_Task to carry out_
Repeat each of the items below word for word, changing no character.

— start Data for the task —

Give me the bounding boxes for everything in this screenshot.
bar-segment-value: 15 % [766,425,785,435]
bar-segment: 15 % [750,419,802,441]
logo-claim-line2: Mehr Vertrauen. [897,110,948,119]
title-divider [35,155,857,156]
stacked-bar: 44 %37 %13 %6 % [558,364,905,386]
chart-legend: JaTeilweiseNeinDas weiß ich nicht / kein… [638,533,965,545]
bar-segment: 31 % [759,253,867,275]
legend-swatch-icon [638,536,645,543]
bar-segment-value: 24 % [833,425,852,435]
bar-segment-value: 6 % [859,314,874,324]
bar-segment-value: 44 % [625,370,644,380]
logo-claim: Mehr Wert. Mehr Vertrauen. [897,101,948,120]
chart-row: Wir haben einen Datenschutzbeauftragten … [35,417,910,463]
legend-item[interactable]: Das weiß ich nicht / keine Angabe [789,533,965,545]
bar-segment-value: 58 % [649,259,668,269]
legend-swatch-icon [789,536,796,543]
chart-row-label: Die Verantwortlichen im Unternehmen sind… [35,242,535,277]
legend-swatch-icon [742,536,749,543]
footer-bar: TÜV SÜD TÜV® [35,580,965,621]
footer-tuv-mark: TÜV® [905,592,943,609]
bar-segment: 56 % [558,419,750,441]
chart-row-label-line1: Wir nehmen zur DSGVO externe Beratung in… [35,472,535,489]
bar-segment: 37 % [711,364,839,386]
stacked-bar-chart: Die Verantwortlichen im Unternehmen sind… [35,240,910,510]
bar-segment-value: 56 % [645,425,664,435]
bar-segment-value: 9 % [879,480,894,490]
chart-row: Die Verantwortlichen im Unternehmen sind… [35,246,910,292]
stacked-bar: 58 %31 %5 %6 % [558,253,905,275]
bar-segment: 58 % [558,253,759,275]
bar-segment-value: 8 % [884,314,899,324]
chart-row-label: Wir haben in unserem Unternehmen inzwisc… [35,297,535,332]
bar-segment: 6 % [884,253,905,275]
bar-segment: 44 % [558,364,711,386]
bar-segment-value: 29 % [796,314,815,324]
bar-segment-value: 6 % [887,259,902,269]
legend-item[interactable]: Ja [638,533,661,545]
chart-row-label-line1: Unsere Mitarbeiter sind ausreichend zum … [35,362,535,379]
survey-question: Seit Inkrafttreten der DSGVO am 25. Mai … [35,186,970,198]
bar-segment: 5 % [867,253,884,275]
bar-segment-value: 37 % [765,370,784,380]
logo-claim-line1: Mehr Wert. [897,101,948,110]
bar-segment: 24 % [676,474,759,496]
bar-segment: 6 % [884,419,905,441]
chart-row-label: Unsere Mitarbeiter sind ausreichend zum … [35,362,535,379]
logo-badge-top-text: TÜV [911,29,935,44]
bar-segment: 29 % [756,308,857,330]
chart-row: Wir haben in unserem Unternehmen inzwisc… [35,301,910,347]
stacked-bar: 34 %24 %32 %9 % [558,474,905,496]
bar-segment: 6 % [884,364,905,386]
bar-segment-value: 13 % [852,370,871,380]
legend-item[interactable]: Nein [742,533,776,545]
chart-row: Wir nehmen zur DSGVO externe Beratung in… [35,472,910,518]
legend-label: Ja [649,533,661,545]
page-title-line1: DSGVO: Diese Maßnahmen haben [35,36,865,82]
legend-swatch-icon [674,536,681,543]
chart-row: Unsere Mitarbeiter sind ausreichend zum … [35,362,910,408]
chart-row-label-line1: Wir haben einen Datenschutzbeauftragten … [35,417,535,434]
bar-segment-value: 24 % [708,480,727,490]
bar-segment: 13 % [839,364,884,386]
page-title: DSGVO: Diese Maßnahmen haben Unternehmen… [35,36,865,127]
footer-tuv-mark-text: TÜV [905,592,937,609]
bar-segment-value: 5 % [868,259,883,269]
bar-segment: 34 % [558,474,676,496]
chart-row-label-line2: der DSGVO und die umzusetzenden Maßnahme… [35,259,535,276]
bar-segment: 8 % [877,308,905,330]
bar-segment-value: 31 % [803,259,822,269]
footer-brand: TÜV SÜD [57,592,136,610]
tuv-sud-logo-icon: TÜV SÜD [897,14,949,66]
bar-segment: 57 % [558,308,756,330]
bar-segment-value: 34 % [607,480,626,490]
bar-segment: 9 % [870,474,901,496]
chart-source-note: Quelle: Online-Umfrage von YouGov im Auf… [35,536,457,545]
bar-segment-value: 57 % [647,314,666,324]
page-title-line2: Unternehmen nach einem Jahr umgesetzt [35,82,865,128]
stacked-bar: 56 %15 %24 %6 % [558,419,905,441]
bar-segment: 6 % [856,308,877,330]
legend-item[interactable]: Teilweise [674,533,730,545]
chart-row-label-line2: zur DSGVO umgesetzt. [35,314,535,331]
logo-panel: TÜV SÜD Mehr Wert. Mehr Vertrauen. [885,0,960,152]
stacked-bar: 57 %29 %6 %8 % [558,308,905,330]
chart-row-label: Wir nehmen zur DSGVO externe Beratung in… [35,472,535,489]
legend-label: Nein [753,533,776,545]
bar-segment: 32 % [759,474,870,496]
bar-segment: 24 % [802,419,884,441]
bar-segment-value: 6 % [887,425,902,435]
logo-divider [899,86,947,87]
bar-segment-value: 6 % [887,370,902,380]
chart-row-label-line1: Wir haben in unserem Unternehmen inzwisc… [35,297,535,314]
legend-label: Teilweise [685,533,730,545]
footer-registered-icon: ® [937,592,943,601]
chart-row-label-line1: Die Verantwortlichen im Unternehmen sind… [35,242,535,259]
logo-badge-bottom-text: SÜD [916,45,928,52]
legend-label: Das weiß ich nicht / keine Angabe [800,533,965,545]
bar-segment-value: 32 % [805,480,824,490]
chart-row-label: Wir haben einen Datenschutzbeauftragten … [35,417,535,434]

— end Data for the task —

_Answer to the problem_
Give me the bounding boxes for everything in this screenshot.
bar-segment-value: 15 % [766,425,785,435]
bar-segment: 15 % [750,419,802,441]
logo-claim-line2: Mehr Vertrauen. [897,110,948,119]
title-divider [35,155,857,156]
stacked-bar: 44 %37 %13 %6 % [558,364,905,386]
chart-legend: JaTeilweiseNeinDas weiß ich nicht / kein… [638,533,965,545]
bar-segment: 31 % [759,253,867,275]
legend-swatch-icon [638,536,645,543]
bar-segment-value: 24 % [833,425,852,435]
bar-segment-value: 6 % [859,314,874,324]
bar-segment-value: 44 % [625,370,644,380]
logo-claim: Mehr Wert. Mehr Vertrauen. [897,101,948,120]
chart-row: Wir haben einen Datenschutzbeauftragten … [35,417,910,463]
legend-item[interactable]: Das weiß ich nicht / keine Angabe [789,533,965,545]
bar-segment-value: 58 % [649,259,668,269]
legend-swatch-icon [789,536,796,543]
chart-row-label: Die Verantwortlichen im Unternehmen sind… [35,242,535,277]
legend-swatch-icon [742,536,749,543]
footer-bar: TÜV SÜD TÜV® [35,580,965,621]
footer-tuv-mark: TÜV® [905,592,943,609]
bar-segment: 56 % [558,419,750,441]
chart-row-label-line1: Wir nehmen zur DSGVO externe Beratung in… [35,472,535,489]
bar-segment: 37 % [711,364,839,386]
stacked-bar-chart: Die Verantwortlichen im Unternehmen sind… [35,240,910,510]
bar-segment-value: 56 % [645,425,664,435]
bar-segment-value: 9 % [879,480,894,490]
chart-row: Die Verantwortlichen im Unternehmen sind… [35,246,910,292]
stacked-bar: 58 %31 %5 %6 % [558,253,905,275]
bar-segment: 58 % [558,253,759,275]
bar-segment-value: 8 % [884,314,899,324]
chart-row-label: Wir haben in unserem Unternehmen inzwisc… [35,297,535,332]
bar-segment: 6 % [884,253,905,275]
bar-segment: 44 % [558,364,711,386]
bar-segment-value: 29 % [796,314,815,324]
bar-segment-value: 6 % [887,259,902,269]
legend-item[interactable]: Ja [638,533,661,545]
chart-row-label-line1: Unsere Mitarbeiter sind ausreichend zum … [35,362,535,379]
survey-question: Seit Inkrafttreten der DSGVO am 25. Mai … [35,186,970,198]
bar-segment: 5 % [867,253,884,275]
bar-segment-value: 37 % [765,370,784,380]
logo-claim-line1: Mehr Wert. [897,101,948,110]
bar-segment: 24 % [676,474,759,496]
bar-segment: 6 % [884,419,905,441]
chart-row-label: Unsere Mitarbeiter sind ausreichend zum … [35,362,535,379]
logo-badge-top-text: TÜV [911,29,935,44]
bar-segment: 29 % [756,308,857,330]
chart-row: Wir haben in unserem Unternehmen inzwisc… [35,301,910,347]
stacked-bar: 34 %24 %32 %9 % [558,474,905,496]
bar-segment: 6 % [884,364,905,386]
bar-segment-value: 13 % [852,370,871,380]
legend-item[interactable]: Nein [742,533,776,545]
chart-row: Wir nehmen zur DSGVO externe Beratung in… [35,472,910,518]
legend-label: Ja [649,533,661,545]
page-title-line1: DSGVO: Diese Maßnahmen haben [35,36,865,82]
legend-swatch-icon [674,536,681,543]
chart-row: Unsere Mitarbeiter sind ausreichend zum … [35,362,910,408]
chart-row-label-line1: Wir haben einen Datenschutzbeauftragten … [35,417,535,434]
bar-segment-value: 24 % [708,480,727,490]
bar-segment: 13 % [839,364,884,386]
page-title: DSGVO: Diese Maßnahmen haben Unternehmen… [35,36,865,127]
footer-tuv-mark-text: TÜV [905,592,937,609]
bar-segment-value: 5 % [868,259,883,269]
bar-segment: 34 % [558,474,676,496]
chart-row-label-line2: der DSGVO und die umzusetzenden Maßnahme… [35,259,535,276]
bar-segment: 8 % [877,308,905,330]
bar-segment-value: 31 % [803,259,822,269]
footer-brand: TÜV SÜD [57,592,136,610]
tuv-sud-logo-icon: TÜV SÜD [897,14,949,66]
bar-segment: 57 % [558,308,756,330]
bar-segment-value: 34 % [607,480,626,490]
bar-segment: 9 % [870,474,901,496]
chart-source-note: Quelle: Online-Umfrage von YouGov im Auf… [35,536,457,545]
bar-segment-value: 57 % [647,314,666,324]
page-title-line2: Unternehmen nach einem Jahr umgesetzt [35,82,865,128]
stacked-bar: 56 %15 %24 %6 % [558,419,905,441]
bar-segment: 6 % [856,308,877,330]
legend-item[interactable]: Teilweise [674,533,730,545]
chart-row-label-line2: zur DSGVO umgesetzt. [35,314,535,331]
logo-panel: TÜV SÜD Mehr Wert. Mehr Vertrauen. [885,0,960,152]
stacked-bar: 57 %29 %6 %8 % [558,308,905,330]
chart-row-label: Wir nehmen zur DSGVO externe Beratung in… [35,472,535,489]
legend-label: Nein [753,533,776,545]
bar-segment: 32 % [759,474,870,496]
bar-segment: 24 % [802,419,884,441]
bar-segment-value: 6 % [887,425,902,435]
logo-divider [899,86,947,87]
bar-segment-value: 6 % [887,370,902,380]
chart-row-label-line1: Wir haben in unserem Unternehmen inzwisc… [35,297,535,314]
legend-label: Teilweise [685,533,730,545]
footer-registered-icon: ® [937,592,943,601]
chart-row-label-line1: Die Verantwortlichen im Unternehmen sind… [35,242,535,259]
logo-badge-bottom-text: SÜD [916,45,928,52]
legend-label: Das weiß ich nicht / keine Angabe [800,533,965,545]
bar-segment-value: 32 % [805,480,824,490]
chart-row-label: Wir haben einen Datenschutzbeauftragten … [35,417,535,434]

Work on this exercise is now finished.